::: EXERCISE MATERIAL
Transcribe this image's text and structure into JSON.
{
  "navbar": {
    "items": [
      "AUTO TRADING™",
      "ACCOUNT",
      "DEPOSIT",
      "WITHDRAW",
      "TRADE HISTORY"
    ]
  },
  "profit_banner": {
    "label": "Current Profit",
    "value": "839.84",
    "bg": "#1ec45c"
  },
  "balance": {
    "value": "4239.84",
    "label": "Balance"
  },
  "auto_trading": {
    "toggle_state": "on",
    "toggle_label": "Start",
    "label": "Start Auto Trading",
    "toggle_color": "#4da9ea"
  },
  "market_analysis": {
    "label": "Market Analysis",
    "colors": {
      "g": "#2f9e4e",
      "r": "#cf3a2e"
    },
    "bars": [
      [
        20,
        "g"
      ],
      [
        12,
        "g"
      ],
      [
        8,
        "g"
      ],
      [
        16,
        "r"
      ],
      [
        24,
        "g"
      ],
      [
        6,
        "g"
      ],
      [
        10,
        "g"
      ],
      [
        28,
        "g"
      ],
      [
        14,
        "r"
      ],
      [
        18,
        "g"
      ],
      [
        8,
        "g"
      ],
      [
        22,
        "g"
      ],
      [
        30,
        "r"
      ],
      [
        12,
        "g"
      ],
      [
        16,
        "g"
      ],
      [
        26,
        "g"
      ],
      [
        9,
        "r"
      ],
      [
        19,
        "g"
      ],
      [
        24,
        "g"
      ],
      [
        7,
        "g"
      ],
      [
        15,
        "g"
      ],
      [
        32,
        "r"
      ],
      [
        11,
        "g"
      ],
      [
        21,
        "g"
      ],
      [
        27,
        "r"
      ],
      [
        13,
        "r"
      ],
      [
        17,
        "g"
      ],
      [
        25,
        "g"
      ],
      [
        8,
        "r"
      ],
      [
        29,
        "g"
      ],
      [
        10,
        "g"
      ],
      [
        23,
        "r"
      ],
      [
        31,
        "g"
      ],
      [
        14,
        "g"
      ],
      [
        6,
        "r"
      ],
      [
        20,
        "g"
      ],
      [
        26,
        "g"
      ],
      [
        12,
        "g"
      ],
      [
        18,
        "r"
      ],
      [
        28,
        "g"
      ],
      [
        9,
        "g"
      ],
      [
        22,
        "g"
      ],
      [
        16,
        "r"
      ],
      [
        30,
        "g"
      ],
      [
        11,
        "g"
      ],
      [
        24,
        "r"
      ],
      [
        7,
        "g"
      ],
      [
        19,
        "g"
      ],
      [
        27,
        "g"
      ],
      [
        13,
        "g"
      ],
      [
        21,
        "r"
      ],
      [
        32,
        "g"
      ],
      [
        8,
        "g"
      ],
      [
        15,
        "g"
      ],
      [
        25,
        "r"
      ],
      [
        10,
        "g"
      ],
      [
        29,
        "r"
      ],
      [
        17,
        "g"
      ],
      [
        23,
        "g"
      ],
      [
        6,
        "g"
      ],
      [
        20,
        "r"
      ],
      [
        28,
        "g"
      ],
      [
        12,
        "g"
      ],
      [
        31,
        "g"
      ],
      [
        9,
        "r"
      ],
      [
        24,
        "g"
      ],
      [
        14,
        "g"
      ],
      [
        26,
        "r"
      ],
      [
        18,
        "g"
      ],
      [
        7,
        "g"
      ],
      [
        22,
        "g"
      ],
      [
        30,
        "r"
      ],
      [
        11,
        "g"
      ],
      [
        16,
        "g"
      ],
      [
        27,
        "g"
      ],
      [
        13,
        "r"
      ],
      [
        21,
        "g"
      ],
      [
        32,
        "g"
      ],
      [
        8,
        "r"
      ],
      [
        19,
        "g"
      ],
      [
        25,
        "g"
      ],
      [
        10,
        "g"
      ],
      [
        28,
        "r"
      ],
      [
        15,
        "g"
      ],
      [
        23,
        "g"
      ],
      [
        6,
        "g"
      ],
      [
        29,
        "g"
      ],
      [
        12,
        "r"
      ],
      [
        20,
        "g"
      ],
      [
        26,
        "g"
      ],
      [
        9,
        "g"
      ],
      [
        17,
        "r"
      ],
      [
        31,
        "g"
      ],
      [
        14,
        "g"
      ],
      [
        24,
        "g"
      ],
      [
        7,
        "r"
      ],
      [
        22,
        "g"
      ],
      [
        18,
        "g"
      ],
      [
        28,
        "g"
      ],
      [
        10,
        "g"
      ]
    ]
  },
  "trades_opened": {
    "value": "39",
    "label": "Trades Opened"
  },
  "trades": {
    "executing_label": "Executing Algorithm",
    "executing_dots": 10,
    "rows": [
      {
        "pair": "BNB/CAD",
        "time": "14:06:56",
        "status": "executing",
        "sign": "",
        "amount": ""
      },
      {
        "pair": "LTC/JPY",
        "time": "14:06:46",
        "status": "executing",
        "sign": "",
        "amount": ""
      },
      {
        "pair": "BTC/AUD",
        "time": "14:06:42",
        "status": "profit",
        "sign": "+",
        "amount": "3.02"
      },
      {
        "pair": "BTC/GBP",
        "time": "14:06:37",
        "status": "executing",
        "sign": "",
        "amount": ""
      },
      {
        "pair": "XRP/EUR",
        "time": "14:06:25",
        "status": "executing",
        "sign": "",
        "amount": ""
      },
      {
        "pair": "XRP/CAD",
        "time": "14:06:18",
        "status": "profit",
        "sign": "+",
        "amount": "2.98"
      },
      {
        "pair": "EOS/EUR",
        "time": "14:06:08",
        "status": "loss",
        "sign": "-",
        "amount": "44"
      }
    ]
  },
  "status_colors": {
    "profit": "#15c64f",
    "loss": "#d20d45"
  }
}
::::::
DIRECTIVE ▸ Without leaving anything out, give the entries again exactly.

RESPONSE BELOW ▸
Transcribe this image's text and structure into JSON.
{
  "navbar": {
    "items": [
      "AUTO TRADING™",
      "ACCOUNT",
      "DEPOSIT",
      "WITHDRAW",
      "TRADE HISTORY"
    ]
  },
  "profit_banner": {
    "label": "Current Profit",
    "value": "839.84",
    "bg": "#1ec45c"
  },
  "balance": {
    "value": "4239.84",
    "label": "Balance"
  },
  "auto_trading": {
    "toggle_state": "on",
    "toggle_label": "Start",
    "label": "Start Auto Trading",
    "toggle_color": "#4da9ea"
  },
  "market_analysis": {
    "label": "Market Analysis",
    "colors": {
      "g": "#2f9e4e",
      "r": "#cf3a2e"
    },
    "bars": [
      [
        20,
        "g"
      ],
      [
        12,
        "g"
      ],
      [
        8,
        "g"
      ],
      [
        16,
        "r"
      ],
      [
        24,
        "g"
      ],
      [
        6,
        "g"
      ],
      [
        10,
        "g"
      ],
      [
        28,
        "g"
      ],
      [
        14,
        "r"
      ],
      [
        18,
        "g"
      ],
      [
        8,
        "g"
      ],
      [
        22,
        "g"
      ],
      [
        30,
        "r"
      ],
      [
        12,
        "g"
      ],
      [
        16,
        "g"
      ],
      [
        26,
        "g"
      ],
      [
        9,
        "r"
      ],
      [
        19,
        "g"
      ],
      [
        24,
        "g"
      ],
      [
        7,
        "g"
      ],
      [
        15,
        "g"
      ],
      [
        32,
        "r"
      ],
      [
        11,
        "g"
      ],
      [
        21,
        "g"
      ],
      [
        27,
        "r"
      ],
      [
        13,
        "r"
      ],
      [
        17,
        "g"
      ],
      [
        25,
        "g"
      ],
      [
        8,
        "r"
      ],
      [
        29,
        "g"
      ],
      [
        10,
        "g"
      ],
      [
        23,
        "r"
      ],
      [
        31,
        "g"
      ],
      [
        14,
        "g"
      ],
      [
        6,
        "r"
      ],
      [
        20,
        "g"
      ],
      [
        26,
        "g"
      ],
      [
        12,
        "g"
      ],
      [
        18,
        "r"
      ],
      [
        28,
        "g"
      ],
      [
        9,
        "g"
      ],
      [
        22,
        "g"
      ],
      [
        16,
        "r"
      ],
      [
        30,
        "g"
      ],
      [
        11,
        "g"
      ],
      [
        24,
        "r"
      ],
      [
        7,
        "g"
      ],
      [
        19,
        "g"
      ],
      [
        27,
        "g"
      ],
      [
        13,
        "g"
      ],
      [
        21,
        "r"
      ],
      [
        32,
        "g"
      ],
      [
        8,
        "g"
      ],
      [
        15,
        "g"
      ],
      [
        25,
        "r"
      ],
      [
        10,
        "g"
      ],
      [
        29,
        "r"
      ],
      [
        17,
        "g"
      ],
      [
        23,
        "g"
      ],
      [
        6,
        "g"
      ],
      [
        20,
        "r"
      ],
      [
        28,
        "g"
      ],
      [
        12,
        "g"
      ],
      [
        31,
        "g"
      ],
      [
        9,
        "r"
      ],
      [
        24,
        "g"
      ],
      [
        14,
        "g"
      ],
      [
        26,
        "r"
      ],
      [
        18,
        "g"
      ],
      [
        7,
        "g"
      ],
      [
        22,
        "g"
      ],
      [
        30,
        "r"
      ],
      [
        11,
        "g"
      ],
      [
        16,
        "g"
      ],
      [
        27,
        "g"
      ],
      [
        13,
        "r"
      ],
      [
        21,
        "g"
      ],
      [
        32,
        "g"
      ],
      [
        8,
        "r"
      ],
      [
        19,
        "g"
      ],
      [
        25,
        "g"
      ],
      [
        10,
        "g"
      ],
      [
        28,
        "r"
      ],
      [
        15,
        "g"
      ],
      [
        23,
        "g"
      ],
      [
        6,
        "g"
      ],
      [
        29,
        "g"
      ],
      [
        12,
        "r"
      ],
      [
        20,
        "g"
      ],
      [
        26,
        "g"
      ],
      [
        9,
        "g"
      ],
      [
        17,
        "r"
      ],
      [
        31,
        "g"
      ],
      [
        14,
        "g"
      ],
      [
        24,
        "g"
      ],
      [
        7,
        "r"
      ],
      [
        22,
        "g"
      ],
      [
        18,
        "g"
      ],
      [
        28,
        "g"
      ],
      [
        10,
        "g"
      ]
    ]
  },
  "trades_opened": {
    "value": "39",
    "label": "Trades Opened"
  },
  "trades": {
    "executing_label": "Executing Algorithm",
    "executing_dots": 10,
    "rows": [
      {
        "pair": "BNB/CAD",
        "time": "14:06:56",
        "status": "executing",
        "sign": "",
        "amount": ""
      },
      {
        "pair": "LTC/JPY",
        "time": "14:06:46",
        "status": "executing",
        "sign": "",
        "amount": ""
      },
      {
        "pair": "BTC/AUD",
        "time": "14:06:42",
        "status": "profit",
        "sign": "+",
        "amount": "3.02"
      },
      {
        "pair": "BTC/GBP",
        "time": "14:06:37",
        "status": "executing",
        "sign": "",
        "amount": ""
      },
      {
        "pair": "XRP/EUR",
        "time": "14:06:25",
        "status": "executing",
        "sign": "",
        "amount": ""
      },
      {
        "pair": "XRP/CAD",
        "time": "14:06:18",
        "status": "profit",
        "sign": "+",
        "amount": "2.98"
      },
      {
        "pair": "EOS/EUR",
        "time": "14:06:08",
        "status": "loss",
        "sign": "-",
        "amount": "44"
      }
    ]
  },
  "status_colors": {
    "profit": "#15c64f",
    "loss": "#d20d45"
  }
}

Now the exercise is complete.